— Aim —
Can you transcribe the data exactly? Leave the pictures out.

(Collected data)
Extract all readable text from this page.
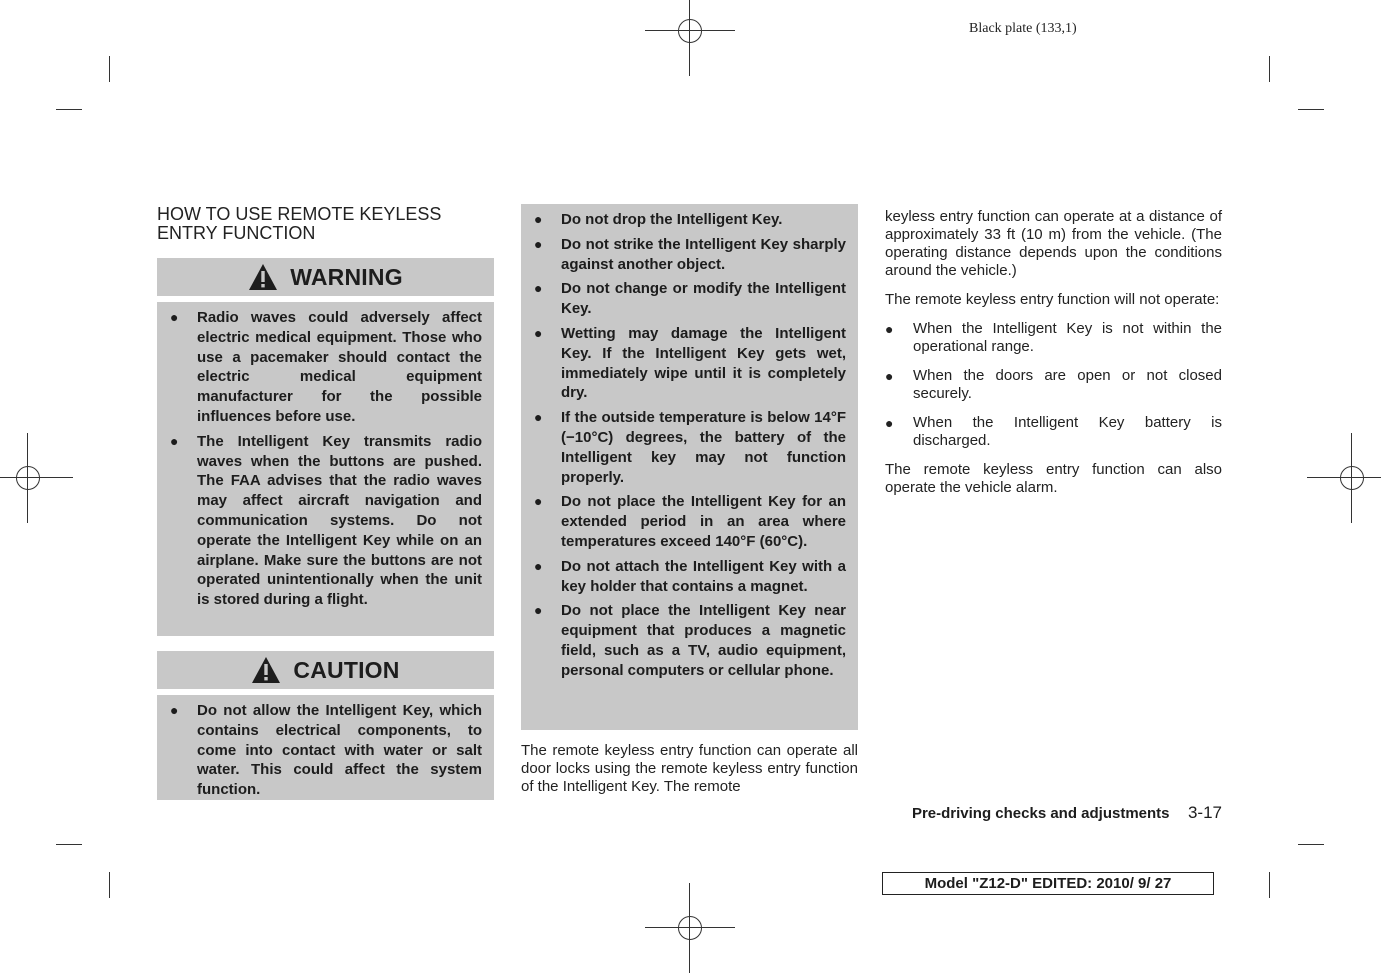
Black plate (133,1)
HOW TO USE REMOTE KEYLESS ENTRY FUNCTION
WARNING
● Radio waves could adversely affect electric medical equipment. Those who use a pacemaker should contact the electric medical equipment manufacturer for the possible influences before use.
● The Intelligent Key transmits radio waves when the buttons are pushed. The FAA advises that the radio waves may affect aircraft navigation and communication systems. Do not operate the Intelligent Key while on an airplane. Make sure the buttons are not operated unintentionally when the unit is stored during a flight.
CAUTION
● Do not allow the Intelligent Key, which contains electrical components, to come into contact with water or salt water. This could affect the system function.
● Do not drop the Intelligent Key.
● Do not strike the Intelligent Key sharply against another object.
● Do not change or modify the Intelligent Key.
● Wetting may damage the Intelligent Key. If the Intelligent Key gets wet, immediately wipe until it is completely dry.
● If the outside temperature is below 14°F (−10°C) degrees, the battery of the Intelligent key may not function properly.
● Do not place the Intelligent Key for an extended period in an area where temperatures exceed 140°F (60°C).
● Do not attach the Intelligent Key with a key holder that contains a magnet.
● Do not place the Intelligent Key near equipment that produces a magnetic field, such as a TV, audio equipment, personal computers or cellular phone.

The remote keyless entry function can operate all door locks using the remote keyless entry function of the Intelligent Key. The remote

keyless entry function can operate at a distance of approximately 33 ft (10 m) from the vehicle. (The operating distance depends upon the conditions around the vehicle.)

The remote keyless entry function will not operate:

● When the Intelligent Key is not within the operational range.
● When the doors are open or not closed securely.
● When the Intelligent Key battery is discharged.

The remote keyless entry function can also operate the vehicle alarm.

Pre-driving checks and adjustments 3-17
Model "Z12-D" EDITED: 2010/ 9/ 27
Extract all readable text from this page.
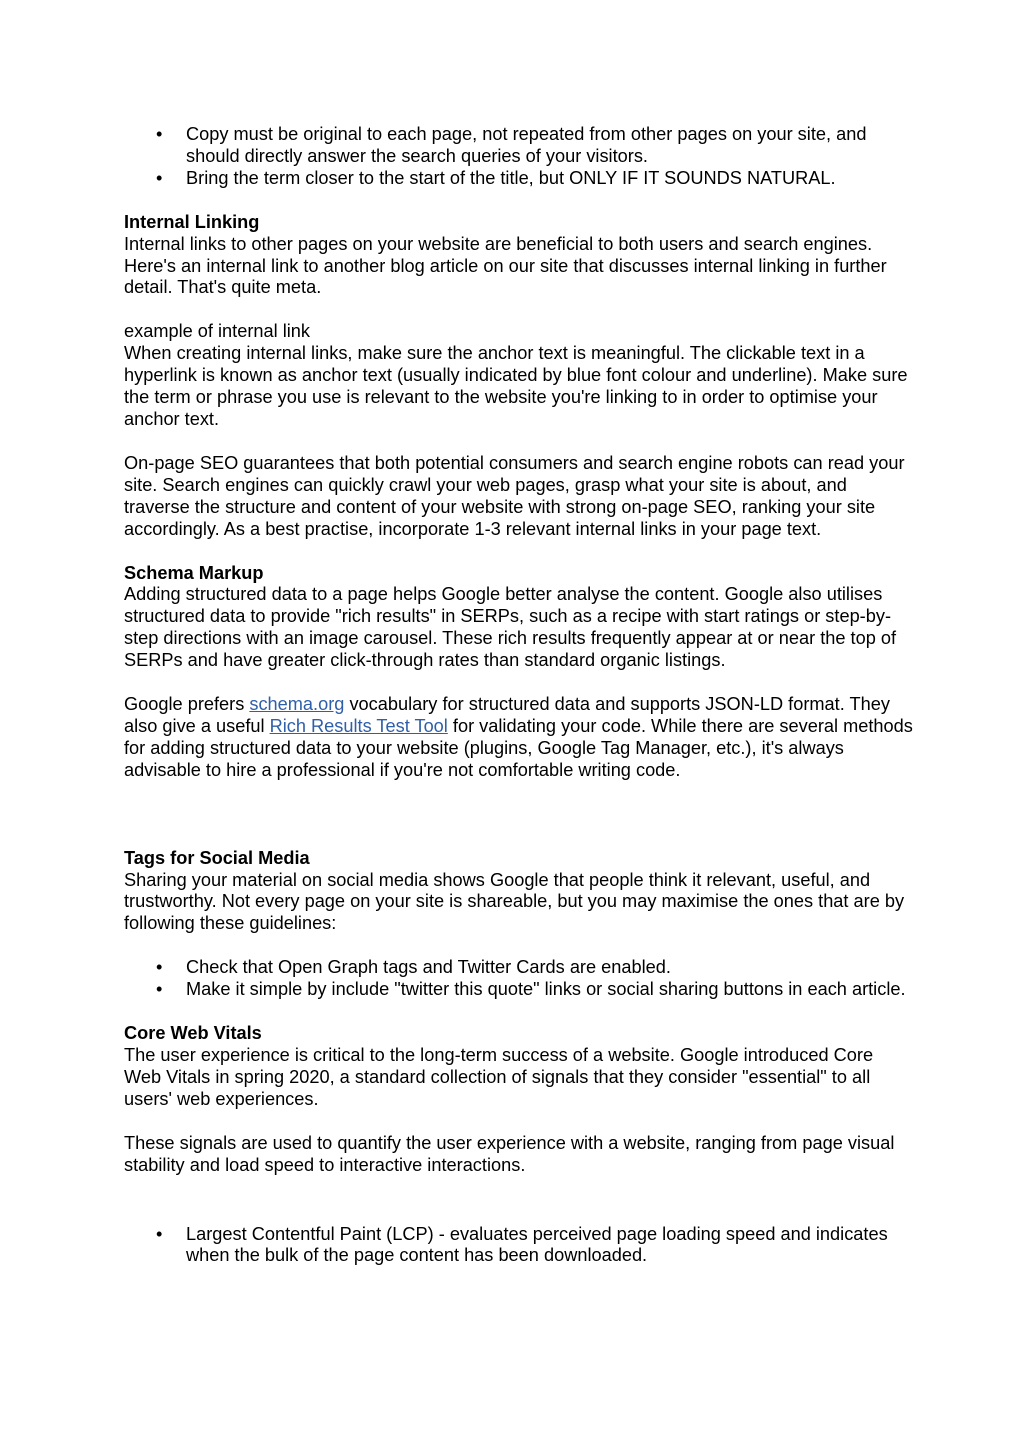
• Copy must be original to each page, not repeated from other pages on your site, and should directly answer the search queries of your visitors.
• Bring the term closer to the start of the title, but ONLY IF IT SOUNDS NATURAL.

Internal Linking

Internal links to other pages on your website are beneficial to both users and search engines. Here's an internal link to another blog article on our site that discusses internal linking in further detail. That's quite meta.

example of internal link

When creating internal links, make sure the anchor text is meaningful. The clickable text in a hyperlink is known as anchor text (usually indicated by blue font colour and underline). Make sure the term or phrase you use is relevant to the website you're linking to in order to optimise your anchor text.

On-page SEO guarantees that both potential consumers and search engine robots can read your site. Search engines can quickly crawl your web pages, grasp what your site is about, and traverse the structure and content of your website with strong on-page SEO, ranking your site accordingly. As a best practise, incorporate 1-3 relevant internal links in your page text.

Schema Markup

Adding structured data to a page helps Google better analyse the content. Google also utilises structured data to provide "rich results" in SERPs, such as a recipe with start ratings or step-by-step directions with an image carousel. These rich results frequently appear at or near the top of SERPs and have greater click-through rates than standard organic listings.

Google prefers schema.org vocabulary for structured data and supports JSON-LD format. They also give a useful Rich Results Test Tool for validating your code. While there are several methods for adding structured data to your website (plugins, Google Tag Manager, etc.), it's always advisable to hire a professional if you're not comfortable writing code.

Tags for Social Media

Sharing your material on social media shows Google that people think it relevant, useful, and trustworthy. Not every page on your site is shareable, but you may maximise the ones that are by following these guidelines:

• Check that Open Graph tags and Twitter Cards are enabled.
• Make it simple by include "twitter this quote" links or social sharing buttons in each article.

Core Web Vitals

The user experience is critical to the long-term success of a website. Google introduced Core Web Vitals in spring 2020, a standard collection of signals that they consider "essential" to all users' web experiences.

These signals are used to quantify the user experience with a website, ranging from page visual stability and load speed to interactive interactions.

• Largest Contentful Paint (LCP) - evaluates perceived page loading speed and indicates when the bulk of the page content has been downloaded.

— Solution for this task —
Extract all readable text from this page.
Black plate (133,1)
HOW TO USE REMOTE KEYLESS ENTRY FUNCTION
WARNING
● Radio waves could adversely affect electric medical equipment. Those who use a pacemaker should contact the electric medical equipment manufacturer for the possible influences before use.
● The Intelligent Key transmits radio waves when the buttons are pushed. The FAA advises that the radio waves may affect aircraft navigation and communication systems. Do not operate the Intelligent Key while on an airplane. Make sure the buttons are not operated unintentionally when the unit is stored during a flight.
CAUTION
● Do not allow the Intelligent Key, which contains electrical components, to come into contact with water or salt water. This could affect the system function.
● Do not drop the Intelligent Key.
● Do not strike the Intelligent Key sharply against another object.
● Do not change or modify the Intelligent Key.
● Wetting may damage the Intelligent Key. If the Intelligent Key gets wet, immediately wipe until it is completely dry.
● If the outside temperature is below 14°F (−10°C) degrees, the battery of the Intelligent key may not function properly.
● Do not place the Intelligent Key for an extended period in an area where temperatures exceed 140°F (60°C).
● Do not attach the Intelligent Key with a key holder that contains a magnet.
● Do not place the Intelligent Key near equipment that produces a magnetic field, such as a TV, audio equipment, personal computers or cellular phone.

The remote keyless entry function can operate all door locks using the remote keyless entry function of the Intelligent Key. The remote

keyless entry function can operate at a distance of approximately 33 ft (10 m) from the vehicle. (The operating distance depends upon the conditions around the vehicle.)

The remote keyless entry function will not operate:

● When the Intelligent Key is not within the operational range.
● When the doors are open or not closed securely.
● When the Intelligent Key battery is discharged.

The remote keyless entry function can also operate the vehicle alarm.

Pre-driving checks and adjustments 3-17
Model "Z12-D" EDITED: 2010/ 9/ 27
Extract all readable text from this page.
• Copy must be original to each page, not repeated from other pages on your site, and should directly answer the search queries of your visitors.
• Bring the term closer to the start of the title, but ONLY IF IT SOUNDS NATURAL.

Internal Linking

Internal links to other pages on your website are beneficial to both users and search engines. Here's an internal link to another blog article on our site that discusses internal linking in further detail. That's quite meta.

example of internal link

When creating internal links, make sure the anchor text is meaningful. The clickable text in a hyperlink is known as anchor text (usually indicated by blue font colour and underline). Make sure the term or phrase you use is relevant to the website you're linking to in order to optimise your anchor text.

On-page SEO guarantees that both potential consumers and search engine robots can read your site. Search engines can quickly crawl your web pages, grasp what your site is about, and traverse the structure and content of your website with strong on-page SEO, ranking your site accordingly. As a best practise, incorporate 1-3 relevant internal links in your page text.

Schema Markup

Adding structured data to a page helps Google better analyse the content. Google also utilises structured data to provide "rich results" in SERPs, such as a recipe with start ratings or step-by-step directions with an image carousel. These rich results frequently appear at or near the top of SERPs and have greater click-through rates than standard organic listings.

Google prefers schema.org vocabulary for structured data and supports JSON-LD format. They also give a useful Rich Results Test Tool for validating your code. While there are several methods for adding structured data to your website (plugins, Google Tag Manager, etc.), it's always advisable to hire a professional if you're not comfortable writing code.

Tags for Social Media

Sharing your material on social media shows Google that people think it relevant, useful, and trustworthy. Not every page on your site is shareable, but you may maximise the ones that are by following these guidelines:

• Check that Open Graph tags and Twitter Cards are enabled.
• Make it simple by include "twitter this quote" links or social sharing buttons in each article.

Core Web Vitals

The user experience is critical to the long-term success of a website. Google introduced Core Web Vitals in spring 2020, a standard collection of signals that they consider "essential" to all users' web experiences.

These signals are used to quantify the user experience with a website, ranging from page visual stability and load speed to interactive interactions.

• Largest Contentful Paint (LCP) - evaluates perceived page loading speed and indicates when the bulk of the page content has been downloaded.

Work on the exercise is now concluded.